Directions >>
Find the line containing "Decode this image" in the material below; copy that line and all following lines exactly.

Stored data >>
::::

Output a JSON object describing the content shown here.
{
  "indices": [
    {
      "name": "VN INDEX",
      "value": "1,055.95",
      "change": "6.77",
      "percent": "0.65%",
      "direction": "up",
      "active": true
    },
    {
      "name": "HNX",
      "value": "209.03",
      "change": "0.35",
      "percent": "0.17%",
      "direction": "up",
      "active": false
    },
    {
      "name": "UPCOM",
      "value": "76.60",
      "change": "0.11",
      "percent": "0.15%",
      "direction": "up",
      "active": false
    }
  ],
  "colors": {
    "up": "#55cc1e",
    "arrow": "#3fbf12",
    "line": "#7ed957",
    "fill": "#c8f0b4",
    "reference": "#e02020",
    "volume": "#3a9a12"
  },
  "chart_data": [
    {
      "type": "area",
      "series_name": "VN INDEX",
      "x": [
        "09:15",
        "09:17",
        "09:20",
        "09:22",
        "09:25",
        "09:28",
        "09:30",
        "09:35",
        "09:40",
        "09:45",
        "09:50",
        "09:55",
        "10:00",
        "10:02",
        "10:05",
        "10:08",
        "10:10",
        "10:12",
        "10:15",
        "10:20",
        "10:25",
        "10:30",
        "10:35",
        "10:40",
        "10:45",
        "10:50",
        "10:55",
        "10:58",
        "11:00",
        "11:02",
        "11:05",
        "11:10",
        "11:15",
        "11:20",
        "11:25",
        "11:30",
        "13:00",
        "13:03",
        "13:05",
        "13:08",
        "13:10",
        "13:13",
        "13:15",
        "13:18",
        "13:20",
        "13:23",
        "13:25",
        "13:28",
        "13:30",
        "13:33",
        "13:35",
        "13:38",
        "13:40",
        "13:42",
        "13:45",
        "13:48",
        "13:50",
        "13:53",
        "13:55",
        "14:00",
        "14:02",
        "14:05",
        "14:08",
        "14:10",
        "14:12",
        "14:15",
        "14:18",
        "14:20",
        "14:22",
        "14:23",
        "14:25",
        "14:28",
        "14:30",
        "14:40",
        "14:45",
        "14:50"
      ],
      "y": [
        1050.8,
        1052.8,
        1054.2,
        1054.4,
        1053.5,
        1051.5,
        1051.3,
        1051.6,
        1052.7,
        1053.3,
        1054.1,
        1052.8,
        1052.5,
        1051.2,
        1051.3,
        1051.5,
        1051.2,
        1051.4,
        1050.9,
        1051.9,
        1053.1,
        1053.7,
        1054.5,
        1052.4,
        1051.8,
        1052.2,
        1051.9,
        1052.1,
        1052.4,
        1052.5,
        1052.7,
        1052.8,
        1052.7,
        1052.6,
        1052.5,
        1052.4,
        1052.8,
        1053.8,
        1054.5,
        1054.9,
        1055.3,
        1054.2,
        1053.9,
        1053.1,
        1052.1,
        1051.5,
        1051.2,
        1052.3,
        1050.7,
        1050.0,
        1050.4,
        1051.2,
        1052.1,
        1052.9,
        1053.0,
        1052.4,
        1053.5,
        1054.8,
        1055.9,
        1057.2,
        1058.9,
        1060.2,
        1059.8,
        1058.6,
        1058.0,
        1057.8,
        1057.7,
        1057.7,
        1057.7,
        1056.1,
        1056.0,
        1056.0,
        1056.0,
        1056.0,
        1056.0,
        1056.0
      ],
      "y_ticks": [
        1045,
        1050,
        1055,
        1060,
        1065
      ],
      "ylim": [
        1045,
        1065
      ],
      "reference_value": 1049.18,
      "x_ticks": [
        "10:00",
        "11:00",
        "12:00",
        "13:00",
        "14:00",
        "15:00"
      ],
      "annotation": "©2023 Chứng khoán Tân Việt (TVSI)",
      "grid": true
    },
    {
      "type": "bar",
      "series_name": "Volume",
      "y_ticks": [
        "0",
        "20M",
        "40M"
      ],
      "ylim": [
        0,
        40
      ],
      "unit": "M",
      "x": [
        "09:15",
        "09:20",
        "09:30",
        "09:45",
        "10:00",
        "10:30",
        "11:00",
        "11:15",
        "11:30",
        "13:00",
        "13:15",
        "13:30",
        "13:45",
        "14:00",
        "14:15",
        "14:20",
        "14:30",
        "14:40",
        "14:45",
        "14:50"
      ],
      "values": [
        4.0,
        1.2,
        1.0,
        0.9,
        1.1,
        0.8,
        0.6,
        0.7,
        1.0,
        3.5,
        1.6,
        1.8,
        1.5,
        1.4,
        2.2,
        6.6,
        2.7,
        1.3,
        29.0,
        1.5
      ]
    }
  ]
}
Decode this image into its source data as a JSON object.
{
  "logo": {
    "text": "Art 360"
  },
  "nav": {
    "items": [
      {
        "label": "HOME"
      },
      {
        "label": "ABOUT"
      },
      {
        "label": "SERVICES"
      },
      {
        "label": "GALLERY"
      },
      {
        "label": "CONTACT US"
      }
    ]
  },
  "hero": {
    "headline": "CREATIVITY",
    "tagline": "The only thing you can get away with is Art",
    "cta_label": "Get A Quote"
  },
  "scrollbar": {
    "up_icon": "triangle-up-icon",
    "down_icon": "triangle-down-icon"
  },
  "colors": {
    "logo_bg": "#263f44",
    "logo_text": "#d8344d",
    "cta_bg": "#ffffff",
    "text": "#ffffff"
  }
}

::::

Task output >>
Decode this image into its source data as a JSON object.
{
  "logo": {
    "text": "Art 360"
  },
  "nav": {
    "items": [
      {
        "label": "HOME"
      },
      {
        "label": "ABOUT"
      },
      {
        "label": "SERVICES"
      },
      {
        "label": "GALLERY"
      },
      {
        "label": "CONTACT US"
      }
    ]
  },
  "hero": {
    "headline": "CREATIVITY",
    "tagline": "The only thing you can get away with is Art",
    "cta_label": "Get A Quote"
  },
  "scrollbar": {
    "up_icon": "triangle-up-icon",
    "down_icon": "triangle-down-icon"
  },
  "colors": {
    "logo_bg": "#263f44",
    "logo_text": "#d8344d",
    "cta_bg": "#ffffff",
    "text": "#ffffff"
  }
}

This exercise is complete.